### WHAT YOU SHOULD DO
Do any lines in the data below contain "period"? If so, copy every one of them.

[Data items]
-----

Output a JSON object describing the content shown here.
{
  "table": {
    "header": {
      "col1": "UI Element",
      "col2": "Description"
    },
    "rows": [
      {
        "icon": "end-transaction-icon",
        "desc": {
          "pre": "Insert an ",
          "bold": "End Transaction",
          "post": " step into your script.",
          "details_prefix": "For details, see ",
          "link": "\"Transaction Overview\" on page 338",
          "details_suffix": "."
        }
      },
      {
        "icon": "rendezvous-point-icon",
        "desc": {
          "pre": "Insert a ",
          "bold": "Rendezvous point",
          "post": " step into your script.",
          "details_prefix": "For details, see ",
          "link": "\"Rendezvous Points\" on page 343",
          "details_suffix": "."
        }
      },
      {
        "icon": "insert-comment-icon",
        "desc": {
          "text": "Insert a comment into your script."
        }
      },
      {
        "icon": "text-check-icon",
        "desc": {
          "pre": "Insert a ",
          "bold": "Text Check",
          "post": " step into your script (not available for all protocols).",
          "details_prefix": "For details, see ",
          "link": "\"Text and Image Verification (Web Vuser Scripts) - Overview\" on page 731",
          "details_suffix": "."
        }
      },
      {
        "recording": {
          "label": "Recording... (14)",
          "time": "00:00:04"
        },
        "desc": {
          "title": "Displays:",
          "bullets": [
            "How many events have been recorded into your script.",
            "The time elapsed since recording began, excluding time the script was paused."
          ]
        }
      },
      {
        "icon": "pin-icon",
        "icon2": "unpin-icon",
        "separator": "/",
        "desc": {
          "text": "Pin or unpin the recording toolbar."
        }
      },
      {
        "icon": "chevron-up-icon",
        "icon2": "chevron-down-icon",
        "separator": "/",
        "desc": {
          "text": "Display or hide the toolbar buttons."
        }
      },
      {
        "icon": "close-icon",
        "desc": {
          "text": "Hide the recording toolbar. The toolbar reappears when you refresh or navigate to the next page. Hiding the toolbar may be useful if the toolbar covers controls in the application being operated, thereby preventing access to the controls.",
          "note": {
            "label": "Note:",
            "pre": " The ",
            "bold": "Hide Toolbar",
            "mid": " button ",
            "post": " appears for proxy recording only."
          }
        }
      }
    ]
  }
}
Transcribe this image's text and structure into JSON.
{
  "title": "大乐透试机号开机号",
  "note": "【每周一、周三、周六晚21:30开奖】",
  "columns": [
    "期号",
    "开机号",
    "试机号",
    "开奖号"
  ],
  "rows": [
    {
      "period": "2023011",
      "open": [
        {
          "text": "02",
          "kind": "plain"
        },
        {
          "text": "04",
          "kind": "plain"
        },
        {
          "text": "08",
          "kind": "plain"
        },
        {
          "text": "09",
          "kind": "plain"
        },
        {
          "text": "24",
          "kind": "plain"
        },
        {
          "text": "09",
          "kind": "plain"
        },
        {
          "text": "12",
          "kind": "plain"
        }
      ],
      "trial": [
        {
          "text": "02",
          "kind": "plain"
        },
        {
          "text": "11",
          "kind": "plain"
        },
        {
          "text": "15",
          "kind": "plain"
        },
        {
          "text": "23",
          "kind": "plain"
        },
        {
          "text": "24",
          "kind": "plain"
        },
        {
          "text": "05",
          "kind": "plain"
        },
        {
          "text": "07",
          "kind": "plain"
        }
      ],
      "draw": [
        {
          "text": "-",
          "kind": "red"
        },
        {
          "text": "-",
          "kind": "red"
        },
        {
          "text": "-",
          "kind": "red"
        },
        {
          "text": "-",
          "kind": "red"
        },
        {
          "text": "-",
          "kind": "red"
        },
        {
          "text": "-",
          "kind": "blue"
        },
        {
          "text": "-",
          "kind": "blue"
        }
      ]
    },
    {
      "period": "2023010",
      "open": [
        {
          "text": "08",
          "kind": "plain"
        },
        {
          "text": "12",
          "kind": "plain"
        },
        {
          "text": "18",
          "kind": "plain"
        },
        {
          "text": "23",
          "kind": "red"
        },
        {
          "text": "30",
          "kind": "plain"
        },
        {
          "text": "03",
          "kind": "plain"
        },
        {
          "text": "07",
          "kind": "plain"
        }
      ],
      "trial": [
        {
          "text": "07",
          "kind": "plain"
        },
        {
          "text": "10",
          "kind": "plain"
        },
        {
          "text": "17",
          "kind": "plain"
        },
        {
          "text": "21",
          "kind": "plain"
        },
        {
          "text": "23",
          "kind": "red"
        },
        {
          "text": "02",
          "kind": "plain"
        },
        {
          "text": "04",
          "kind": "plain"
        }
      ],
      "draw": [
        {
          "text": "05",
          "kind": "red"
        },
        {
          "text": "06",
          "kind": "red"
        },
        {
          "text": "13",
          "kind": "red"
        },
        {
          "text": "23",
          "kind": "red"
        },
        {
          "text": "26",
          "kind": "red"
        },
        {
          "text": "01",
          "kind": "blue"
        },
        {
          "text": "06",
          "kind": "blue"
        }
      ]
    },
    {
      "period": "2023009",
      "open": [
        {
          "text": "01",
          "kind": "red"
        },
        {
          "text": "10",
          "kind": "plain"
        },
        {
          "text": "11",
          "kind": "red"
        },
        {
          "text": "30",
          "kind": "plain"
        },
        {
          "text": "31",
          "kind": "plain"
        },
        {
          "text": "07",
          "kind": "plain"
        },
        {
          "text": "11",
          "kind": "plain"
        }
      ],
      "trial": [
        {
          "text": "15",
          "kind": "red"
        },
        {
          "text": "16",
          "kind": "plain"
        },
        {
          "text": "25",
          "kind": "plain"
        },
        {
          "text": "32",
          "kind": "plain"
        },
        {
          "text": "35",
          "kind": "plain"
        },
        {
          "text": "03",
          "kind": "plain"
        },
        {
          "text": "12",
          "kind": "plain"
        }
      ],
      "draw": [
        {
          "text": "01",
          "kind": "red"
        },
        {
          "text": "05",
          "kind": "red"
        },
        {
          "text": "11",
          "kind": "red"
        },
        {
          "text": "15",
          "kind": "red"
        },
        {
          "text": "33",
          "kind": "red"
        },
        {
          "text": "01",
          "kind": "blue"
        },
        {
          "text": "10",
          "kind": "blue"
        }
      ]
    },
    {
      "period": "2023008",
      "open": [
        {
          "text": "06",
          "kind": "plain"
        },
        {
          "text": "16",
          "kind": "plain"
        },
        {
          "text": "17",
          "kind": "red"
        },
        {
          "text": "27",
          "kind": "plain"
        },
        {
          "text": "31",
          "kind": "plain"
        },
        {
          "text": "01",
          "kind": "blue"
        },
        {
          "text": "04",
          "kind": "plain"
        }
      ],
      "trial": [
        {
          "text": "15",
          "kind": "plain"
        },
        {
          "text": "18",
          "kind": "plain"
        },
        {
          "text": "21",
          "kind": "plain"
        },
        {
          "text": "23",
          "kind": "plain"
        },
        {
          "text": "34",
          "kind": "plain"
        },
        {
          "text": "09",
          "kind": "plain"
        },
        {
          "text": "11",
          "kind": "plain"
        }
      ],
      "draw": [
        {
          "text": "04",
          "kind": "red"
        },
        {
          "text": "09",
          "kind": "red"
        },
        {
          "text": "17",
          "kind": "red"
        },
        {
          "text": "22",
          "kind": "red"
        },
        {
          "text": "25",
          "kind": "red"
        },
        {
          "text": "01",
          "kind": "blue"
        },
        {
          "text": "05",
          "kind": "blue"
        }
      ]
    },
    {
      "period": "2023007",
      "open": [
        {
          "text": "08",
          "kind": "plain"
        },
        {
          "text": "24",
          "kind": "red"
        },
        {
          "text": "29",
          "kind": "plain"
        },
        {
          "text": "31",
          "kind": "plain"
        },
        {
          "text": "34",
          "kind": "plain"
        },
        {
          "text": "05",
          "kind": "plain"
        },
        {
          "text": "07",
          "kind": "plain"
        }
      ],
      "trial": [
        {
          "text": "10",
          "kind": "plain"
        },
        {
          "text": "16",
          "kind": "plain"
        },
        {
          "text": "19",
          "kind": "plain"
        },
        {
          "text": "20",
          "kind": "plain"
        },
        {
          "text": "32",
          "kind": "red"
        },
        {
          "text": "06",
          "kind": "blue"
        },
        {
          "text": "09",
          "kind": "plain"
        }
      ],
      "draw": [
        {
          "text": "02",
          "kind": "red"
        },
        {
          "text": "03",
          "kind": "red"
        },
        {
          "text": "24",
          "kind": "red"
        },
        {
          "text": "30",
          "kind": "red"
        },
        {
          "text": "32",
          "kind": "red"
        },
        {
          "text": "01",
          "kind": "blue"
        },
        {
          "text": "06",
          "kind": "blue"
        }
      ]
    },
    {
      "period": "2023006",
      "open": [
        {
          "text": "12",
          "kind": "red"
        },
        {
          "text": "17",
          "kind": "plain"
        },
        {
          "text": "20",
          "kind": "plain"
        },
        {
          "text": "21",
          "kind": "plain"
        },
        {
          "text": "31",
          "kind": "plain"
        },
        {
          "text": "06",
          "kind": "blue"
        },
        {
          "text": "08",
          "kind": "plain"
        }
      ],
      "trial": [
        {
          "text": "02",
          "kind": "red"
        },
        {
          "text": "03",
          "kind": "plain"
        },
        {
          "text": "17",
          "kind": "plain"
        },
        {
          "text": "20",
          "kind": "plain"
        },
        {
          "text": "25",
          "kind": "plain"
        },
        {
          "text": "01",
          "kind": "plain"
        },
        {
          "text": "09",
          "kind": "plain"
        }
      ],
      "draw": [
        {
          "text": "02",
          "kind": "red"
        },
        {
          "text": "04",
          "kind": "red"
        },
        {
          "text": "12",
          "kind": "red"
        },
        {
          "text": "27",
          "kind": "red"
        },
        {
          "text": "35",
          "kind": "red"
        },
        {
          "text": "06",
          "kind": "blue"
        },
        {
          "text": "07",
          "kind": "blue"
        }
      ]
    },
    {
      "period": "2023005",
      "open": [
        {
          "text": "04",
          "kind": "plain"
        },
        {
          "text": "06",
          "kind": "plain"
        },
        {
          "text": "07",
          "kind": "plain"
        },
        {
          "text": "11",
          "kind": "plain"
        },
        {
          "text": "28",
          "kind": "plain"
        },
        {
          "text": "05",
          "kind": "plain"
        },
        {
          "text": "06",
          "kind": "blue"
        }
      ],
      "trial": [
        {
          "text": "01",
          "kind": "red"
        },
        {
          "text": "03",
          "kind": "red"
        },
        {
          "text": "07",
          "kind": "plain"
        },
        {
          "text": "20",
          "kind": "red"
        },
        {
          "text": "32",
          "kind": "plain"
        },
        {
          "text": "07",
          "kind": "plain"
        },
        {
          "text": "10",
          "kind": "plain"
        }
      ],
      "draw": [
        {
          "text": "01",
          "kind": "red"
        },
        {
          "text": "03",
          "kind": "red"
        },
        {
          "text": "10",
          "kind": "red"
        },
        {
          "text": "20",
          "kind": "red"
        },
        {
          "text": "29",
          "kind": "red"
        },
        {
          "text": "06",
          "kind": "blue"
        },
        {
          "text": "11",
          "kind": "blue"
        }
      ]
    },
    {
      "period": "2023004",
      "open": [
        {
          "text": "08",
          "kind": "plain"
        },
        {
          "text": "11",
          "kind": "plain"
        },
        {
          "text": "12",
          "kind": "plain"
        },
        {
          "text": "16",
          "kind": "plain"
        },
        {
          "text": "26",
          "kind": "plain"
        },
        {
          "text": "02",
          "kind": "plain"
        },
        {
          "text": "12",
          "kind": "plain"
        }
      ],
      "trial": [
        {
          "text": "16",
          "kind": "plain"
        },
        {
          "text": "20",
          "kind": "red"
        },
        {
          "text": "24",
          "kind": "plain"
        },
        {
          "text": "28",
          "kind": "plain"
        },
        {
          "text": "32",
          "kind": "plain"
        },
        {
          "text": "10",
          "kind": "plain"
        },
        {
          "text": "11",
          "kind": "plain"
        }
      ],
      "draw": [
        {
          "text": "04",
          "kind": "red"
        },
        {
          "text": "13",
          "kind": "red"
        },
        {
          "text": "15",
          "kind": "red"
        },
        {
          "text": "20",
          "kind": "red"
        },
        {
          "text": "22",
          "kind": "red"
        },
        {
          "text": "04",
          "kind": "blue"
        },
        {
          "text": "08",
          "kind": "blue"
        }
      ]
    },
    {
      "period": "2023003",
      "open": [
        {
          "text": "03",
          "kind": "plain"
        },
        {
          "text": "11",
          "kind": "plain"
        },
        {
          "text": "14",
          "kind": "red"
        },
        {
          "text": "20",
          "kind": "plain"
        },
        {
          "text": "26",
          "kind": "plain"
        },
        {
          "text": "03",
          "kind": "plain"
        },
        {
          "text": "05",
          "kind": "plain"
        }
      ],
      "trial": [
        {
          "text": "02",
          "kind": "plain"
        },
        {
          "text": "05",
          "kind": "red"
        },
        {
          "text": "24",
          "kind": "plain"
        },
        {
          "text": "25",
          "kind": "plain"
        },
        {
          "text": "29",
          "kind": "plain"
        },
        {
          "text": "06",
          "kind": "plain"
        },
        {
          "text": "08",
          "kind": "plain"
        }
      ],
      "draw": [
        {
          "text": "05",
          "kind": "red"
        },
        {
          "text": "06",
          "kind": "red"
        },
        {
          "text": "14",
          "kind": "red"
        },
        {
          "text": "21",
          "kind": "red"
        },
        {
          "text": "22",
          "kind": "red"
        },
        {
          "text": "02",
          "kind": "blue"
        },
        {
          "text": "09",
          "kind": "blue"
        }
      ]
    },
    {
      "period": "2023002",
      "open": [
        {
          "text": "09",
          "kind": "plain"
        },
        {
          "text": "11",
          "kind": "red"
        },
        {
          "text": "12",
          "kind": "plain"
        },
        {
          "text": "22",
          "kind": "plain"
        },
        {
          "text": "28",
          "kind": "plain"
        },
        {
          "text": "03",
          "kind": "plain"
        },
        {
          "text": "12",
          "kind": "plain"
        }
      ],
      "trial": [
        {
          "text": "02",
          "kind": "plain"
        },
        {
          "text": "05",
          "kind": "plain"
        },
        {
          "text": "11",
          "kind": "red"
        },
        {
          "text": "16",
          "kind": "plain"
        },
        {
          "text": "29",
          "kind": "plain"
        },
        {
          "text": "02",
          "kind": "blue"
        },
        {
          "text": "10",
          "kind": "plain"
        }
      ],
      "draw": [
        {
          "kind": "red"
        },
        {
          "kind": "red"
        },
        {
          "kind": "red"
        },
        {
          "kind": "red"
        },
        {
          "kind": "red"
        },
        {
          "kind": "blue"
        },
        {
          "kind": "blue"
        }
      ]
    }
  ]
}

-----

### THE RESPONSE
      "period": "2023011",
      "period": "2023010",
      "period": "2023009",
      "period": "2023008",
      "period": "2023007",
      "period": "2023006",
      "period": "2023005",
      "period": "2023004",
      "period": "2023003",
      "period": "2023002",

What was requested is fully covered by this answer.